[Stored entries]
========

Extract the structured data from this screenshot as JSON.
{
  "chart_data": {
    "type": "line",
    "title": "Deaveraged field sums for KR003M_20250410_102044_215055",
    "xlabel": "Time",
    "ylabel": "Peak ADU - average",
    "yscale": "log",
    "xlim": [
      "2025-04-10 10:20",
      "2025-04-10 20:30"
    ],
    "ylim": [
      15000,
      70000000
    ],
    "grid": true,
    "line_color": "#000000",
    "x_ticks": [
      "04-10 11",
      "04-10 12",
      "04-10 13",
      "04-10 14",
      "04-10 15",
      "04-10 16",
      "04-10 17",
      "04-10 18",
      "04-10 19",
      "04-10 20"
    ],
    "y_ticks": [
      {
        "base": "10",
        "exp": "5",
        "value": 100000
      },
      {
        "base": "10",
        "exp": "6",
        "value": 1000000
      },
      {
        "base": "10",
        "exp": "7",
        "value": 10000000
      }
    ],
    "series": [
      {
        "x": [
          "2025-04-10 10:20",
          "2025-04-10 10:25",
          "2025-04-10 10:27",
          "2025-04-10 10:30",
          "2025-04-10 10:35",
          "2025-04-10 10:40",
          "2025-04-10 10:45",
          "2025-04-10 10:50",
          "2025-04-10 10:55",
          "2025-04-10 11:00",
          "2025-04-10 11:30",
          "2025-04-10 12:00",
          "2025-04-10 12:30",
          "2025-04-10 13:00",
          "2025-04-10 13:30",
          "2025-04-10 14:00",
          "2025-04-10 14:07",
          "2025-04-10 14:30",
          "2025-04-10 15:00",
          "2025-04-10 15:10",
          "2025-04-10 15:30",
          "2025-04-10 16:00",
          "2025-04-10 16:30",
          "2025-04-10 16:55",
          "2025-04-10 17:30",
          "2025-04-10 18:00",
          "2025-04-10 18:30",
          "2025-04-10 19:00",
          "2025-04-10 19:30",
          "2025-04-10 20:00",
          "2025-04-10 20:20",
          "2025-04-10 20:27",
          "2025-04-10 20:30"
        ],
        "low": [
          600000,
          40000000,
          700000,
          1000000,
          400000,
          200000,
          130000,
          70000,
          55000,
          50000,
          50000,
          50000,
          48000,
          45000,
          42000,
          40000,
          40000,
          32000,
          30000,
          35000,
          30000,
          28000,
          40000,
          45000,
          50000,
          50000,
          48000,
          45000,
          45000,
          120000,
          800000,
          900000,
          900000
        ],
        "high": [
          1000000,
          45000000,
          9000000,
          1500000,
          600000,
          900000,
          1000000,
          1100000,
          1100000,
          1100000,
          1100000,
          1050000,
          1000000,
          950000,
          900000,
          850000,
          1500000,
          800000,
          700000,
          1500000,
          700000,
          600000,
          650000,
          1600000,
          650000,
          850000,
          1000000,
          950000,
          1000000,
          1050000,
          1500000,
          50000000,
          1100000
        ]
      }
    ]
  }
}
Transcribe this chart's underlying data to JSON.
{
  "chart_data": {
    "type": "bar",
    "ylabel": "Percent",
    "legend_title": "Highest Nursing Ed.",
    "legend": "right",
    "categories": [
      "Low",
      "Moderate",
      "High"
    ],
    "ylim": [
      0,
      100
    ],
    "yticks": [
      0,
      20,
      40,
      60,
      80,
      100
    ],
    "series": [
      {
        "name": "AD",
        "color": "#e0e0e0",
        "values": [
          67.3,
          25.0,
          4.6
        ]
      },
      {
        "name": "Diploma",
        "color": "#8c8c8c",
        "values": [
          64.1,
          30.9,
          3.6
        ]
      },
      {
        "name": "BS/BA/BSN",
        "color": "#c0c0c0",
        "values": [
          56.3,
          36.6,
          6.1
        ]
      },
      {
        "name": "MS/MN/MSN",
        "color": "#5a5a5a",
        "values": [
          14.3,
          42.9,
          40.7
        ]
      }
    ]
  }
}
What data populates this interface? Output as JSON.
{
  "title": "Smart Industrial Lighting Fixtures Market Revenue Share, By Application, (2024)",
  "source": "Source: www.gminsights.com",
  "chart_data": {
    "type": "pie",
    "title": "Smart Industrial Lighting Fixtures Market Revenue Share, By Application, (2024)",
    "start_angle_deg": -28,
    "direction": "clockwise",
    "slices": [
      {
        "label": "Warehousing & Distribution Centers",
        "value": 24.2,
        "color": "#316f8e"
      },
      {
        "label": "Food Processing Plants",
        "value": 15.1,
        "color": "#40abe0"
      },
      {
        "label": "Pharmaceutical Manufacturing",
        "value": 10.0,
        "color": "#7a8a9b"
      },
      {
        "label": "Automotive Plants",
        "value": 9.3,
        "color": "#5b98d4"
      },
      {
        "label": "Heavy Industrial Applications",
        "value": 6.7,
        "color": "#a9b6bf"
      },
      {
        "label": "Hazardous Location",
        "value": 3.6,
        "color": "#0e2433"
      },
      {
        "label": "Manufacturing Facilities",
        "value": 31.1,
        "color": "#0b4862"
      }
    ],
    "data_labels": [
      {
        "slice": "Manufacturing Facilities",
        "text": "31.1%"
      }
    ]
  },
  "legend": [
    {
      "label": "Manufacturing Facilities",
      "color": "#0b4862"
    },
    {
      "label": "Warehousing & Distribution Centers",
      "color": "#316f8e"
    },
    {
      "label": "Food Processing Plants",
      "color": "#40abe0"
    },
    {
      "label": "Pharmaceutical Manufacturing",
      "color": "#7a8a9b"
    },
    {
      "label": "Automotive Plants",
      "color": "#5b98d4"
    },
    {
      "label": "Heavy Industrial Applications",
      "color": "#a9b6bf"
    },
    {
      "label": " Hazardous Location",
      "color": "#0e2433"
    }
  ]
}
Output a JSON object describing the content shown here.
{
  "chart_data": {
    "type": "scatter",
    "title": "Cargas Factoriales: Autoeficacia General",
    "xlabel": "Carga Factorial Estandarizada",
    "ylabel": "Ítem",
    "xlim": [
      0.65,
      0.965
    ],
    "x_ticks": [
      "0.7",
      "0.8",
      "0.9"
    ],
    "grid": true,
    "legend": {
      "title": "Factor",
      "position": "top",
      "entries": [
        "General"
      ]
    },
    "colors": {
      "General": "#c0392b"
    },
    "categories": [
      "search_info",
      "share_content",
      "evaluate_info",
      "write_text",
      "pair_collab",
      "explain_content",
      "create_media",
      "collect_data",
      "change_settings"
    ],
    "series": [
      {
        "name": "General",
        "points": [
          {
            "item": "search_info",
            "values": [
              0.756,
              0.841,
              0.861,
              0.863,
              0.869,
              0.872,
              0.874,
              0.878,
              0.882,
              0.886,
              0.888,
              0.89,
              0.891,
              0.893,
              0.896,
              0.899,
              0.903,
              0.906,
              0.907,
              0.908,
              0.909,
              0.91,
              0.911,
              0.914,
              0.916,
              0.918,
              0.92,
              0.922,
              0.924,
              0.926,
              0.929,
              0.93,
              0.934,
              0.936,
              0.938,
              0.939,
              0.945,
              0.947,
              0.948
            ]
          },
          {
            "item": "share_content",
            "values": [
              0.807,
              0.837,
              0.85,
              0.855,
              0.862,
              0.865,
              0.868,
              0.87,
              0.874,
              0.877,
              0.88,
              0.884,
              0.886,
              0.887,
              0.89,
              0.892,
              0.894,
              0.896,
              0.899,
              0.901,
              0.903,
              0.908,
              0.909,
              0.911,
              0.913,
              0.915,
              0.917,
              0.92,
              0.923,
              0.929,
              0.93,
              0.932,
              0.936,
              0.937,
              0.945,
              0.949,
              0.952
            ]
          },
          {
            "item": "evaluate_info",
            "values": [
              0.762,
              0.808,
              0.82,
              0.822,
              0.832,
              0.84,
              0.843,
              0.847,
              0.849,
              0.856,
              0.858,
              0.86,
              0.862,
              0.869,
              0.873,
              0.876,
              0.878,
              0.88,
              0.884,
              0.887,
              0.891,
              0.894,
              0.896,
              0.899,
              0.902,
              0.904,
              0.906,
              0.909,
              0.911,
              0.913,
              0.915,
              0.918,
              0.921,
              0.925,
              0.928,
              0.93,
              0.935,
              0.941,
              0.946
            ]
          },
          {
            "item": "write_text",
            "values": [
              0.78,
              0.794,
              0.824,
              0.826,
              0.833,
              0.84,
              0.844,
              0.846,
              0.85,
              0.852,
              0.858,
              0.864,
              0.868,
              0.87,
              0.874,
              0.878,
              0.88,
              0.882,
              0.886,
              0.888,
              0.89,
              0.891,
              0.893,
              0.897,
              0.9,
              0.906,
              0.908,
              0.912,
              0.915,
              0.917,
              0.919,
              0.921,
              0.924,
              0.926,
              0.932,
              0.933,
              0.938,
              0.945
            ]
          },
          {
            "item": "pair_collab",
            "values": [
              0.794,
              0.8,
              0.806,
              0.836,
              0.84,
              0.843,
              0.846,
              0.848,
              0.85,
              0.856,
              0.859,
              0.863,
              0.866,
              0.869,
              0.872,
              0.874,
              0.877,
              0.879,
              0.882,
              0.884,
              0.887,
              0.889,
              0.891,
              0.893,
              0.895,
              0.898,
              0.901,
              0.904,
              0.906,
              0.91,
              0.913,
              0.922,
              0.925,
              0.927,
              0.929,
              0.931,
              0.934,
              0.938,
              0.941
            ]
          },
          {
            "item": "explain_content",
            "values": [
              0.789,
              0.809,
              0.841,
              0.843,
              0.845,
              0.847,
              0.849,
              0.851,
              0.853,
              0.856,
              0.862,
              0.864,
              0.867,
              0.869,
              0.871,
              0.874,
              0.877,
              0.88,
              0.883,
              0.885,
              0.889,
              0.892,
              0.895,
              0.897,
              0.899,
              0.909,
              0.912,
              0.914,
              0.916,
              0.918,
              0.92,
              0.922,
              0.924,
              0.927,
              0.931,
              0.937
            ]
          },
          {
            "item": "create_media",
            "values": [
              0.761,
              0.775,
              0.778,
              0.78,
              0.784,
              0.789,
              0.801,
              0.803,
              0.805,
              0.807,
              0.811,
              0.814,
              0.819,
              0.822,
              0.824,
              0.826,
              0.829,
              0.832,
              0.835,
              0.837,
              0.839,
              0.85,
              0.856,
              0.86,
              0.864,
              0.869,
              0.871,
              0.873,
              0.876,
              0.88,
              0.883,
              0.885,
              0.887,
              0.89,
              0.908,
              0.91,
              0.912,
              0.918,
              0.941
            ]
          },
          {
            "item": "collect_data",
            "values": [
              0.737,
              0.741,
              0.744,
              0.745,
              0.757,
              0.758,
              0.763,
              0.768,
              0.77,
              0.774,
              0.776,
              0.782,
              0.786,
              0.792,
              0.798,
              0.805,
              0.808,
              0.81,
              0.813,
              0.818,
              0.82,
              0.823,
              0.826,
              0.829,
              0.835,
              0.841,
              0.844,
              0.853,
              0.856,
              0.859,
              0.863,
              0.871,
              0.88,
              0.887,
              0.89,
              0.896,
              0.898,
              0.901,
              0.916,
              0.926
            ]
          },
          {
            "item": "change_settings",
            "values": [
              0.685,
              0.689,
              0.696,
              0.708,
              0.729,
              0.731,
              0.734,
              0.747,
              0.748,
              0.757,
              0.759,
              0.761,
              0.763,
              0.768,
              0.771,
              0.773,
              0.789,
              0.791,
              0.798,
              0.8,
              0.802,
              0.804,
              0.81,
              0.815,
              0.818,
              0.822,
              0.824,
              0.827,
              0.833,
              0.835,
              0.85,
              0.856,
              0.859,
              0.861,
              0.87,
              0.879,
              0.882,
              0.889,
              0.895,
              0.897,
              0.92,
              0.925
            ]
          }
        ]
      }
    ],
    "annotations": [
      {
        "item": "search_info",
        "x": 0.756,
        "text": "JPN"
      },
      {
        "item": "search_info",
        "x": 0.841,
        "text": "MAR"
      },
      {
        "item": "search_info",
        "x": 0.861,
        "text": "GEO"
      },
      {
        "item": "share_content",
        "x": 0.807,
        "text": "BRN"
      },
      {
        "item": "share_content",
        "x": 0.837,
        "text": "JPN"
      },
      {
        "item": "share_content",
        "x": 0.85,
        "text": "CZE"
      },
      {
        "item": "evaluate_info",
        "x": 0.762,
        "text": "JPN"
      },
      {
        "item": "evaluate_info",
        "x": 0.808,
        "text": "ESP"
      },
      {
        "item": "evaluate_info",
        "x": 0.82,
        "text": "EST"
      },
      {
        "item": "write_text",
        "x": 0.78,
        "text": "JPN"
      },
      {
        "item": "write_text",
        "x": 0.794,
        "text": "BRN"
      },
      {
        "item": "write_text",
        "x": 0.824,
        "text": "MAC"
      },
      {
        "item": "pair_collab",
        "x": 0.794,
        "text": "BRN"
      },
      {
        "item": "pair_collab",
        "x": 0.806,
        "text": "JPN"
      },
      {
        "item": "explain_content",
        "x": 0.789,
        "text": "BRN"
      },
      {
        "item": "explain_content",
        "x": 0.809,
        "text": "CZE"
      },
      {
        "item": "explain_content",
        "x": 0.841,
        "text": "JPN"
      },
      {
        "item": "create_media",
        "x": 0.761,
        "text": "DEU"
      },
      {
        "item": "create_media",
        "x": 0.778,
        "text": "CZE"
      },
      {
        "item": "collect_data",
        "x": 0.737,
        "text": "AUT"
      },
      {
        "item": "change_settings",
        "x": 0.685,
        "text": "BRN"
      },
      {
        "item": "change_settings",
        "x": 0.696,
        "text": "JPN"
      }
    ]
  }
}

========

#### [Goal]
Pull every line containing the word "Hazardous" out of the material and copy it.

#### [Written response]
        "label": "Hazardous Location",
      "label": " Hazardous Location",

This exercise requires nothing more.